### Your goal:
Copy every line in which the string "Configurações" occurs.

---------- Task material

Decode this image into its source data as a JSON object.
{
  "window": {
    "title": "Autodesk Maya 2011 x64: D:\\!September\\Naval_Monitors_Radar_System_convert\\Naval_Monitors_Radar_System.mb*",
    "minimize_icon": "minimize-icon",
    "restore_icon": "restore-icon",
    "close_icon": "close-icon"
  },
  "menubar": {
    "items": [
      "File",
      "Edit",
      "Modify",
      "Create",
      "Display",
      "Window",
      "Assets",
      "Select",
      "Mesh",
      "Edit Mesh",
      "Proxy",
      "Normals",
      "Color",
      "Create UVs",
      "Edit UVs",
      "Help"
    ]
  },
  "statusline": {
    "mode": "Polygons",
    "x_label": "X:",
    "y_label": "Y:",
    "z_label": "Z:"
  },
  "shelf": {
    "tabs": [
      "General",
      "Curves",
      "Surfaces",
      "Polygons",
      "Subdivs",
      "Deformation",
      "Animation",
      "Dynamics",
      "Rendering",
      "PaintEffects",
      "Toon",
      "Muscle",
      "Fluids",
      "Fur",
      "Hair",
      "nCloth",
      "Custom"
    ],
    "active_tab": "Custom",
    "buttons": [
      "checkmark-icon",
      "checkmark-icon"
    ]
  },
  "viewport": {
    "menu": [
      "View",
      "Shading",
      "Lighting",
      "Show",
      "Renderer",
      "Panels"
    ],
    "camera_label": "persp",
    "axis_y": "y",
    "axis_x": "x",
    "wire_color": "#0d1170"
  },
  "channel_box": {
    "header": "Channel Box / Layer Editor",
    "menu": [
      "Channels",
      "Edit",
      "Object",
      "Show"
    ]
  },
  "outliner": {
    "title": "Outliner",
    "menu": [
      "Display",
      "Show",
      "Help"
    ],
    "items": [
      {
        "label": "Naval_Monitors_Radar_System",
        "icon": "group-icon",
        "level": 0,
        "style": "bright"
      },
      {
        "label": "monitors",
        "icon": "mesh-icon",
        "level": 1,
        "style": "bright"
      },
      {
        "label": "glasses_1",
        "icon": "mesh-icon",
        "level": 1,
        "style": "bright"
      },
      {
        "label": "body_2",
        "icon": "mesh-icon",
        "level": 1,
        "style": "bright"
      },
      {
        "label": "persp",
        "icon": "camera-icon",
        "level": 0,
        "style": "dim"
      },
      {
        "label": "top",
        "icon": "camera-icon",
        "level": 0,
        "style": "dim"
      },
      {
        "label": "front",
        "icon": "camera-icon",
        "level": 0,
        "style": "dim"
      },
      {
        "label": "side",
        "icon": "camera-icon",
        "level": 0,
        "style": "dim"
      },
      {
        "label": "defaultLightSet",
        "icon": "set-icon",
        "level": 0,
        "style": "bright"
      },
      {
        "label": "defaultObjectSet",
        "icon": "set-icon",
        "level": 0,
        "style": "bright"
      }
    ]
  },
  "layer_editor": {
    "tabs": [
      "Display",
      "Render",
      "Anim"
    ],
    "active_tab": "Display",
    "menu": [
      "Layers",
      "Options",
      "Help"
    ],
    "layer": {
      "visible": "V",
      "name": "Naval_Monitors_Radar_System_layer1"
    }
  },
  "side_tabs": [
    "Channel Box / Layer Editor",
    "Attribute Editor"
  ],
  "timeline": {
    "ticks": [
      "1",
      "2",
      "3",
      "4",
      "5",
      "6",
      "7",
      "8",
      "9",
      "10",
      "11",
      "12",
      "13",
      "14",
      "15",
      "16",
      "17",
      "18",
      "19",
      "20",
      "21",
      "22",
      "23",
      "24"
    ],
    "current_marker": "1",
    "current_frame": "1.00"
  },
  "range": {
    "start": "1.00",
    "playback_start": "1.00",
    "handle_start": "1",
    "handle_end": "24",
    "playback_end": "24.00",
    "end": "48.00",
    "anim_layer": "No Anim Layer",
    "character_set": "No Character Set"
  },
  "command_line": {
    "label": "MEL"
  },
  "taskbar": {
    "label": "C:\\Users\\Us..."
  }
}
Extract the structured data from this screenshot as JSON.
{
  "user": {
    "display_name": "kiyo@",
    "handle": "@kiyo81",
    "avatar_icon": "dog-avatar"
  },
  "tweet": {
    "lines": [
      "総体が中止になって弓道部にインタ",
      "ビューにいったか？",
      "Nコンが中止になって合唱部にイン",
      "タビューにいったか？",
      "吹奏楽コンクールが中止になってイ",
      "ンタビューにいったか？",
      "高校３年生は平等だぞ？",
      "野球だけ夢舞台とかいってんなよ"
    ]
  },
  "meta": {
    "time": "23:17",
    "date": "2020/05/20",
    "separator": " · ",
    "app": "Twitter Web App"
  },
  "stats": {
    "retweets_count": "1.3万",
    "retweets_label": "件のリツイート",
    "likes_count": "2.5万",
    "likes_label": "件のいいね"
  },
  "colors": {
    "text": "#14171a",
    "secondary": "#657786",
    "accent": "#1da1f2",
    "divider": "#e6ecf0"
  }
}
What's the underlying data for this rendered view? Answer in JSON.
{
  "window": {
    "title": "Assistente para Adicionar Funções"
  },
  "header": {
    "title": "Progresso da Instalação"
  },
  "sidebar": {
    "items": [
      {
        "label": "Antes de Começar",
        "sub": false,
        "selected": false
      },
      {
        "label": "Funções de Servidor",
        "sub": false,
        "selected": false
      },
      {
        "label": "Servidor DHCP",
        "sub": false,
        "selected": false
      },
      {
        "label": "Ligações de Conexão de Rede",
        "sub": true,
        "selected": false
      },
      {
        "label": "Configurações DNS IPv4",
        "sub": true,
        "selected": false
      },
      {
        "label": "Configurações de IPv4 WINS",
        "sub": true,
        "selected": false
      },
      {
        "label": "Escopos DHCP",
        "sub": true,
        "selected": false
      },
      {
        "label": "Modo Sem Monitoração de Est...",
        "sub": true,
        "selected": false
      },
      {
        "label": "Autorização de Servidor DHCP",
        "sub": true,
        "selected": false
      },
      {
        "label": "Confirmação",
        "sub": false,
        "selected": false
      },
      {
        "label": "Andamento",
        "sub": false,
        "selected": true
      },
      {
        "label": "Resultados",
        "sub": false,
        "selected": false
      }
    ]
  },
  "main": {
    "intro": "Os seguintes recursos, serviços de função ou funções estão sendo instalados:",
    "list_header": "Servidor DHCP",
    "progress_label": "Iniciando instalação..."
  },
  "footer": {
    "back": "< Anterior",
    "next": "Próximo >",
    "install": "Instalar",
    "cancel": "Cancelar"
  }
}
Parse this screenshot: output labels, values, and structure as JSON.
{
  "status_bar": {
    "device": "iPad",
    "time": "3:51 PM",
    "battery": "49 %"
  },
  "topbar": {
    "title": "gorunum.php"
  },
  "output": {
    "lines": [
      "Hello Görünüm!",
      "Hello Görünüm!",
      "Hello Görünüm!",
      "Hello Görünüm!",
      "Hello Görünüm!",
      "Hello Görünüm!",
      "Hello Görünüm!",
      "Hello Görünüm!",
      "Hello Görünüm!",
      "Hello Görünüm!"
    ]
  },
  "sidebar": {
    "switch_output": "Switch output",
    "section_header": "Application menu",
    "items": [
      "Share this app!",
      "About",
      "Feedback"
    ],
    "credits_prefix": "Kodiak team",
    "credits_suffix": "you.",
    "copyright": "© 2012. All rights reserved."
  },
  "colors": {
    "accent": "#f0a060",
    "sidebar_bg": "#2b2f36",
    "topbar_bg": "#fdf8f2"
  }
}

--------------------

### Task result:
        "label": "Configurações DNS IPv4",
        "label": "Configurações de IPv4 WINS",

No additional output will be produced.